(Records from a collection of figures)
══════════════════════════════
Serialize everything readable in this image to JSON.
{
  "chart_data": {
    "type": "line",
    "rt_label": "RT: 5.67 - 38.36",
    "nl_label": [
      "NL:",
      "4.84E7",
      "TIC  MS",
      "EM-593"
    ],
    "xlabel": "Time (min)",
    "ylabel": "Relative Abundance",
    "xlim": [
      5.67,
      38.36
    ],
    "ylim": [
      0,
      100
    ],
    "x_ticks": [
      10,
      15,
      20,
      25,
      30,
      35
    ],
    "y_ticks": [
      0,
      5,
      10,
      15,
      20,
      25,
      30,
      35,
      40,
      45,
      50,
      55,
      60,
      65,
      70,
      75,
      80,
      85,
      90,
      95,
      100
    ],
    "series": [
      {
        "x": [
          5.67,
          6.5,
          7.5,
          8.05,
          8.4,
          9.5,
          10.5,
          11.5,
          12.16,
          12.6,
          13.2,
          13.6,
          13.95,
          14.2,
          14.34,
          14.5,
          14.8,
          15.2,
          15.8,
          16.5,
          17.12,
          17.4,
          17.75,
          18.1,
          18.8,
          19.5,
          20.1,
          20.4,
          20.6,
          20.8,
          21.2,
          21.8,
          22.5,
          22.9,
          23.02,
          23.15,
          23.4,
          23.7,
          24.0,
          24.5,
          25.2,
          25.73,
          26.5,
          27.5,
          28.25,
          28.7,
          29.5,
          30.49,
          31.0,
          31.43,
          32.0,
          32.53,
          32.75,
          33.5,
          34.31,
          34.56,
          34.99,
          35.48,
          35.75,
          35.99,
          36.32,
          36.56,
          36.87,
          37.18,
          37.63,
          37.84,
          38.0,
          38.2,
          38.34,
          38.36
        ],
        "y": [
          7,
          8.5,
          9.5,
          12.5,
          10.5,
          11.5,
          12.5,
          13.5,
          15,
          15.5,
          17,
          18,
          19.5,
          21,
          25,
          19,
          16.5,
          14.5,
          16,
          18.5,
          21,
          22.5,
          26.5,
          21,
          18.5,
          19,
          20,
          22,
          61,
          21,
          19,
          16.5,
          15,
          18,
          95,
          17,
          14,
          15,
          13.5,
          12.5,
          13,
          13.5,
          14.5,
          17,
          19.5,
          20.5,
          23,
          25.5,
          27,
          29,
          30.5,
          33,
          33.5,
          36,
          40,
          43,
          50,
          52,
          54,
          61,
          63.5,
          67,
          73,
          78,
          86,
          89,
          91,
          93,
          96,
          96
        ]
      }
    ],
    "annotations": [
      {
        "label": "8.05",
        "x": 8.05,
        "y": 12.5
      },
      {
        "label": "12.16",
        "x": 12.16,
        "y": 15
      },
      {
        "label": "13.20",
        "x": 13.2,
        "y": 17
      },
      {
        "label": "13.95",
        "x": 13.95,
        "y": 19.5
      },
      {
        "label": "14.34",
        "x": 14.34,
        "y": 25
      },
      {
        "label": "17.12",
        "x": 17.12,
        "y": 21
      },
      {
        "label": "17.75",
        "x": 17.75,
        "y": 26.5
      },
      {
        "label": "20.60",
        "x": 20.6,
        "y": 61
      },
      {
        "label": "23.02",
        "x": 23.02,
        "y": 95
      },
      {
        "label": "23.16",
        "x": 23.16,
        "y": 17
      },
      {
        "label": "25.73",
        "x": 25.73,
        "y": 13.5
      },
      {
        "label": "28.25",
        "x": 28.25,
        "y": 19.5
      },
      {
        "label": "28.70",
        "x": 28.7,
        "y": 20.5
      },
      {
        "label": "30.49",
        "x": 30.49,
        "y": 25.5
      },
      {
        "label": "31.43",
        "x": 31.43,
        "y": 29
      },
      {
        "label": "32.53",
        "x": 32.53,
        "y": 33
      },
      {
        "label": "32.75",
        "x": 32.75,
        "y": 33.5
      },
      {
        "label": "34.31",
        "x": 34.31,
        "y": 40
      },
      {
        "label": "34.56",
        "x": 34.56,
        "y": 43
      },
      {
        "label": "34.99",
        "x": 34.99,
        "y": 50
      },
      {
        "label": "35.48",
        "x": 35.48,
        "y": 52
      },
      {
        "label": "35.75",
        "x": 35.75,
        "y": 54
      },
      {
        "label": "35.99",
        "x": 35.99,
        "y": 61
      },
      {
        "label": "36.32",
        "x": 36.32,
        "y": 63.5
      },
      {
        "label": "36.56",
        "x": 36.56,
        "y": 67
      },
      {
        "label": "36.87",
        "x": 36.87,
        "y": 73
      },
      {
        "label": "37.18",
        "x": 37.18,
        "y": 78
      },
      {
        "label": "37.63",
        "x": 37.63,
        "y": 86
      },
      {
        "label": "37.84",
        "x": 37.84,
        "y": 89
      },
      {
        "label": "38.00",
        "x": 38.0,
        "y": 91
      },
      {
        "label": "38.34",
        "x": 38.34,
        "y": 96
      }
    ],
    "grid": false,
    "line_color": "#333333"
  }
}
══════════════════════════════
Every entry should be printed again exactly as it stands.

Serialize everything readable in this image to JSON.
{
  "chart_data": {
    "type": "line",
    "rt_label": "RT: 5.67 - 38.36",
    "nl_label": [
      "NL:",
      "4.84E7",
      "TIC  MS",
      "EM-593"
    ],
    "xlabel": "Time (min)",
    "ylabel": "Relative Abundance",
    "xlim": [
      5.67,
      38.36
    ],
    "ylim": [
      0,
      100
    ],
    "x_ticks": [
      10,
      15,
      20,
      25,
      30,
      35
    ],
    "y_ticks": [
      0,
      5,
      10,
      15,
      20,
      25,
      30,
      35,
      40,
      45,
      50,
      55,
      60,
      65,
      70,
      75,
      80,
      85,
      90,
      95,
      100
    ],
    "series": [
      {
        "x": [
          5.67,
          6.5,
          7.5,
          8.05,
          8.4,
          9.5,
          10.5,
          11.5,
          12.16,
          12.6,
          13.2,
          13.6,
          13.95,
          14.2,
          14.34,
          14.5,
          14.8,
          15.2,
          15.8,
          16.5,
          17.12,
          17.4,
          17.75,
          18.1,
          18.8,
          19.5,
          20.1,
          20.4,
          20.6,
          20.8,
          21.2,
          21.8,
          22.5,
          22.9,
          23.02,
          23.15,
          23.4,
          23.7,
          24.0,
          24.5,
          25.2,
          25.73,
          26.5,
          27.5,
          28.25,
          28.7,
          29.5,
          30.49,
          31.0,
          31.43,
          32.0,
          32.53,
          32.75,
          33.5,
          34.31,
          34.56,
          34.99,
          35.48,
          35.75,
          35.99,
          36.32,
          36.56,
          36.87,
          37.18,
          37.63,
          37.84,
          38.0,
          38.2,
          38.34,
          38.36
        ],
        "y": [
          7,
          8.5,
          9.5,
          12.5,
          10.5,
          11.5,
          12.5,
          13.5,
          15,
          15.5,
          17,
          18,
          19.5,
          21,
          25,
          19,
          16.5,
          14.5,
          16,
          18.5,
          21,
          22.5,
          26.5,
          21,
          18.5,
          19,
          20,
          22,
          61,
          21,
          19,
          16.5,
          15,
          18,
          95,
          17,
          14,
          15,
          13.5,
          12.5,
          13,
          13.5,
          14.5,
          17,
          19.5,
          20.5,
          23,
          25.5,
          27,
          29,
          30.5,
          33,
          33.5,
          36,
          40,
          43,
          50,
          52,
          54,
          61,
          63.5,
          67,
          73,
          78,
          86,
          89,
          91,
          93,
          96,
          96
        ]
      }
    ],
    "annotations": [
      {
        "label": "8.05",
        "x": 8.05,
        "y": 12.5
      },
      {
        "label": "12.16",
        "x": 12.16,
        "y": 15
      },
      {
        "label": "13.20",
        "x": 13.2,
        "y": 17
      },
      {
        "label": "13.95",
        "x": 13.95,
        "y": 19.5
      },
      {
        "label": "14.34",
        "x": 14.34,
        "y": 25
      },
      {
        "label": "17.12",
        "x": 17.12,
        "y": 21
      },
      {
        "label": "17.75",
        "x": 17.75,
        "y": 26.5
      },
      {
        "label": "20.60",
        "x": 20.6,
        "y": 61
      },
      {
        "label": "23.02",
        "x": 23.02,
        "y": 95
      },
      {
        "label": "23.16",
        "x": 23.16,
        "y": 17
      },
      {
        "label": "25.73",
        "x": 25.73,
        "y": 13.5
      },
      {
        "label": "28.25",
        "x": 28.25,
        "y": 19.5
      },
      {
        "label": "28.70",
        "x": 28.7,
        "y": 20.5
      },
      {
        "label": "30.49",
        "x": 30.49,
        "y": 25.5
      },
      {
        "label": "31.43",
        "x": 31.43,
        "y": 29
      },
      {
        "label": "32.53",
        "x": 32.53,
        "y": 33
      },
      {
        "label": "32.75",
        "x": 32.75,
        "y": 33.5
      },
      {
        "label": "34.31",
        "x": 34.31,
        "y": 40
      },
      {
        "label": "34.56",
        "x": 34.56,
        "y": 43
      },
      {
        "label": "34.99",
        "x": 34.99,
        "y": 50
      },
      {
        "label": "35.48",
        "x": 35.48,
        "y": 52
      },
      {
        "label": "35.75",
        "x": 35.75,
        "y": 54
      },
      {
        "label": "35.99",
        "x": 35.99,
        "y": 61
      },
      {
        "label": "36.32",
        "x": 36.32,
        "y": 63.5
      },
      {
        "label": "36.56",
        "x": 36.56,
        "y": 67
      },
      {
        "label": "36.87",
        "x": 36.87,
        "y": 73
      },
      {
        "label": "37.18",
        "x": 37.18,
        "y": 78
      },
      {
        "label": "37.63",
        "x": 37.63,
        "y": 86
      },
      {
        "label": "37.84",
        "x": 37.84,
        "y": 89
      },
      {
        "label": "38.00",
        "x": 38.0,
        "y": 91
      },
      {
        "label": "38.34",
        "x": 38.34,
        "y": 96
      }
    ],
    "grid": false,
    "line_color": "#333333"
  }
}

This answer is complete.